Veron made another good attempt at goal and though he did not score while winning his 55th cap, he played with authority in the 4-1 victory over the USA as favourites Argentina opened their account in the Copa America on Thursday.
Veron’s very presence in the squad is one of the event’s curiosities, and before anyone suggests almost anybody can get a berth in a June competition in which South America’s principal stars, such as Brazil’s Kaka and Ronaldinho, have asked to be exempted for tiredness and for which all South American nations qualify automatically, the story of Veron’s return has rather bewitched Argentinians.
Veron, nicknamed La Brujita (the little witch) turned 32 in March. He had played his last international in November 2003, as a second-half substitute in a 1-1 draw with Colombia near the beginning of Argentina’s qualifying for the 2006 World Cup. He had only recently joined Chelsea after two enigmatic seasons at Manchester United: enigmatic because he left mixed impressions at Old Trafford, of a first few weeks when he was being celebrated as a possible Premiership footballer of the year, and then too many anonymous days. The Chelsea episode would do little to raise his status in England, and once Jose Mour-inho came and did not want him, he left for Internazionale, going back to a Serie A where he had won many admirers.
Within a season at Inter, a belief grew that their head coach, Roberto Mancini, liked Veron too much. They had been colleagues at Lazio; Veron became Mancini’s key playmaker at Inter, so if the game slowed or he was too closely marked, Inter seemed to stall as a unit. It is the burden of the sort of footballer Veron has always been, a man whose passes, ambitious shooting and imagination has seduced managers such as Sven-Göran Eriksson and Sir Alex Ferguson.
Veron probably played his best football in Italy, but the concentrated best fell in the period between the late 1990s and his arrival in Manchester in 2001. At Inter, whom he joined in 2004, he lasted two years, and, at 30, decided to move back home.
In Argentina, he has polarised opinion to a more exaggerated degree than at Stamford Bridge or the Stretford End. Imagine the sort of debate United followers might have about Veron’s value to their team in the 2001-03 period and magnify it in Buenos Aires to the power of 10. And now remember how some of England’s followers responded to David Beckham when the Three Lions came home from the 1998 World Cup before the quarter-finals and identified their scapegoat. Veron suffered something like that when Argentina were denied, partly by England, a place in the second round of the World Cup in 2002.

Given material
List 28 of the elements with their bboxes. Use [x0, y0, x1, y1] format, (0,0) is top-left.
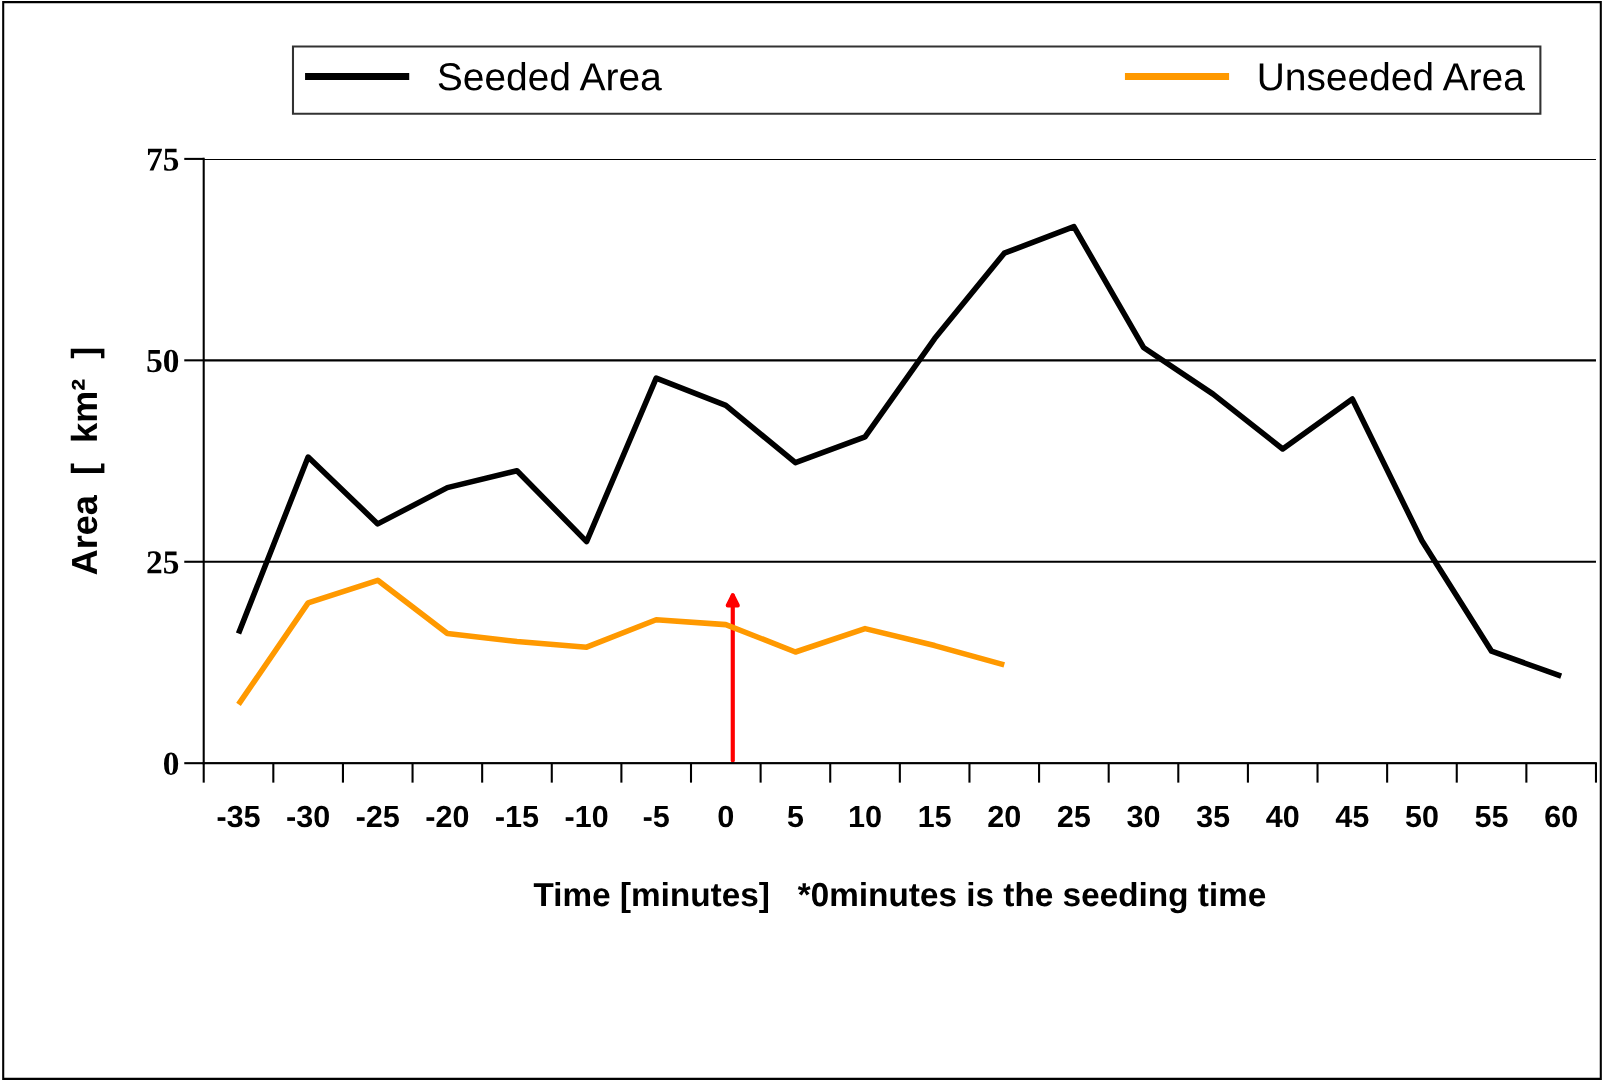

Task brief
Write out the passage about Veron above, word for word, from "Veron, nicknamed La" to "won many admirers.".

Result of the task
Veron, nicknamed La Brujita (the little witch) turned 32 in March. He had played his last international in November 2003, as a second-half substitute in a 1-1 draw with Colombia near the beginning of Argentina’s qualifying for the 2006 World Cup. He had only recently joined Chelsea after two enigmatic seasons at Manchester United: enigmatic because he left mixed impressions at Old Trafford, of a first few weeks when he was being celebrated as a possible Premiership footballer of the year, and then too many anonymous days. The Chelsea episode would do little to raise his status in England, and once Jose Mour-inho came and did not want him, he left for Internazionale, going back to a Serie A where he had won many admirers.